• _Excerpt provided_:
◆ ◆ ◆
Let me start with some notation. Let $b: X\rightarrow \mathbb{P}^n$ be the blowing up, $i:E \hookrightarrow X$ the embedding, $p:E\rightarrow Y$ the projection. Write one factor $E$ as $i_*1$ (in $CH(X)$, say) and use the projection formula twice: $$(H^p\cdot E^q)=(i^*E^{q-1}\cdot p^*H_Y^p)=(p_*i^*E^{q-1}\cdot H_Y^p)\quad \mbox{where }\ H_Y:=c_1(\mathcal{O}_{\mathbb{P}^n}(1))_{|Y}\ .$$ We have $i^*E=-h$, where $h$ is the first Chern class of the tautological line bundle $\mathcal{O}_E(1)$ on $E=\mathbb{P}(N^*_{Y/\mathbb{P}^n})$. The classes $s_m:=p_*h^{m+c-1}$ (with $c=\mathrm{codim}(Y)$) are the Segre classes of $N_{Y/\mathbb{P}^n}$; they are easily calculated from the Chern classes, see Fulton Intersection Theory, Chapter 3. So the numbers $(H^p\cdot E^q)=(-1)^{q-1}s_{q-c}\cdot H_Y^p$ can be calculated when you know the Chern classes of the normal bundle. In codimension 2 you just have two nonzero Chern classes, so the computation is relatively easy. For instance, if $n=3$ and $Y$ is a curve of degree $d$ and genus $g$, you find $(-K_X^3)= 64-8d+2g-2$.
◆ ◆ ◆
• _Task inputs_:
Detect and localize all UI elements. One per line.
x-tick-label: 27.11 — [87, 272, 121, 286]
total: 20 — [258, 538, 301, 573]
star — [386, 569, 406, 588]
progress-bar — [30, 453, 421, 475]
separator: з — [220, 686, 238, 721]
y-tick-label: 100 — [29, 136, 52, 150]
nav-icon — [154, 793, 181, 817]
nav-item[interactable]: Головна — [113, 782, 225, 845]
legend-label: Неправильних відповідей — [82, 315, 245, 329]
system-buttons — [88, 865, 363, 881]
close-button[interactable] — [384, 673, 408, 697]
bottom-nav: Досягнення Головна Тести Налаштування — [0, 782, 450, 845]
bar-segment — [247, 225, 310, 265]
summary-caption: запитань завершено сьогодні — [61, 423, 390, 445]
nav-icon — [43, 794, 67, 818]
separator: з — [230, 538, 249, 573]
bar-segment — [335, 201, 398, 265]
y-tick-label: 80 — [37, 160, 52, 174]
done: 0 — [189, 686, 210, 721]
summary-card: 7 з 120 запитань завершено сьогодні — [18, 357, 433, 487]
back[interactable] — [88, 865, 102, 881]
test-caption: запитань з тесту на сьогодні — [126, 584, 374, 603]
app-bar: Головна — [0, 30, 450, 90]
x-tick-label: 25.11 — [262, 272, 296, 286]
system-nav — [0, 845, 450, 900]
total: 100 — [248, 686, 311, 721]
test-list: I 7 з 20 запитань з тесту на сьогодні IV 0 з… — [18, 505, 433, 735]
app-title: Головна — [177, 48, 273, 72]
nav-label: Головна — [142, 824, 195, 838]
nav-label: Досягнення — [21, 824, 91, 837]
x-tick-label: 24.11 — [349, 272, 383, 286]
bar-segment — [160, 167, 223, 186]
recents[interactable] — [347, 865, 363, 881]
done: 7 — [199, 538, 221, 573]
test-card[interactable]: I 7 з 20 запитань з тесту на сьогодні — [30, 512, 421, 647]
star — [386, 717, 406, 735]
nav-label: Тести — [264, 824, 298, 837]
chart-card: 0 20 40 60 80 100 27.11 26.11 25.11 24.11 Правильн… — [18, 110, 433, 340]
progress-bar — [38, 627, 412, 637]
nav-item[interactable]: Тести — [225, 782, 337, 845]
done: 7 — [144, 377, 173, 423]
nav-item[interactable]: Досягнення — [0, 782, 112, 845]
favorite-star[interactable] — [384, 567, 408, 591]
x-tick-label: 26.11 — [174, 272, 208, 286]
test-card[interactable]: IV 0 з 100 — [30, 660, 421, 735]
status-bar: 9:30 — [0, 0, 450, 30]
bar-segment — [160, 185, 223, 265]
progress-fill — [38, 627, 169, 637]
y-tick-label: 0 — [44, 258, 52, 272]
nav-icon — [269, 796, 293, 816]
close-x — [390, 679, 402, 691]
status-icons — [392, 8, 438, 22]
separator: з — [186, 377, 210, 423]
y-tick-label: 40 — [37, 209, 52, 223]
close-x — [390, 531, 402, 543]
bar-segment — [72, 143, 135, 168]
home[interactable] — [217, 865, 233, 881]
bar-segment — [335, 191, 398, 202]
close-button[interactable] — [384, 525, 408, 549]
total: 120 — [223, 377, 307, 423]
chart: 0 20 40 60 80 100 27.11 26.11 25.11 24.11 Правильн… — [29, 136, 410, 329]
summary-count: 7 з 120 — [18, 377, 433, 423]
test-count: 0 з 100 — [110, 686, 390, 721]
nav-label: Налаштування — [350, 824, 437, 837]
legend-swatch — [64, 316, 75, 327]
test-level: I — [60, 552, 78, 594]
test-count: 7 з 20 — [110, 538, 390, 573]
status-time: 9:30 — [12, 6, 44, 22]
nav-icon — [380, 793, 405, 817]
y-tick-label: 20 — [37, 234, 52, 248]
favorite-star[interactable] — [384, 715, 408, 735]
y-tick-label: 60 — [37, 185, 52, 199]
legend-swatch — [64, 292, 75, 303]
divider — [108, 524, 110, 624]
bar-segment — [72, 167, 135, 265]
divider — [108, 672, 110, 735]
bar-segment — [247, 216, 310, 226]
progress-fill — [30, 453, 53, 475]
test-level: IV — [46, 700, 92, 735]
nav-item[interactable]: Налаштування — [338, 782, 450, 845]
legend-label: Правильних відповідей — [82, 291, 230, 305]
◆ ◆ ◆
• _Tasks_:
A. Answer the following questions using the excerpt on blowing up projective space, one answer per line, marked the same way.
(i) What is $i^*E$ stated to be equal to?
(ii) Which source and chapter does the excerpt cite for calculating Segre classes from Chern classes?
(iii) For $n=3$ and $Y$ a curve of degree $d$ and genus $g$, what value does the excerpt give for $(-K_X^3)$?
B. Reproduce the lines of the records verbatim, starting with the first line of the records and continuing through the line that contains "close-button[interactable] — [384, 673, 408, 697]", with both ends included.

• _In response_:
A.
(i) $-h$, where $h$ is the first Chern class of the tautological line bundle $\mathcal{O}_E(1)$ on $E$.
(ii) Fulton, Intersection Theory, Chapter 3.
(iii) $64-8d+2g-2$.

B.
Detect and localize all UI elements. One per line.
x-tick-label: 27.11 — [87, 272, 121, 286]
total: 20 — [258, 538, 301, 573]
star — [386, 569, 406, 588]
progress-bar — [30, 453, 421, 475]
separator: з — [220, 686, 238, 721]
y-tick-label: 100 — [29, 136, 52, 150]
nav-icon — [154, 793, 181, 817]
nav-item[interactable]: Головна — [113, 782, 225, 845]
legend-label: Неправильних відповідей — [82, 315, 245, 329]
system-buttons — [88, 865, 363, 881]
close-button[interactable] — [384, 673, 408, 697]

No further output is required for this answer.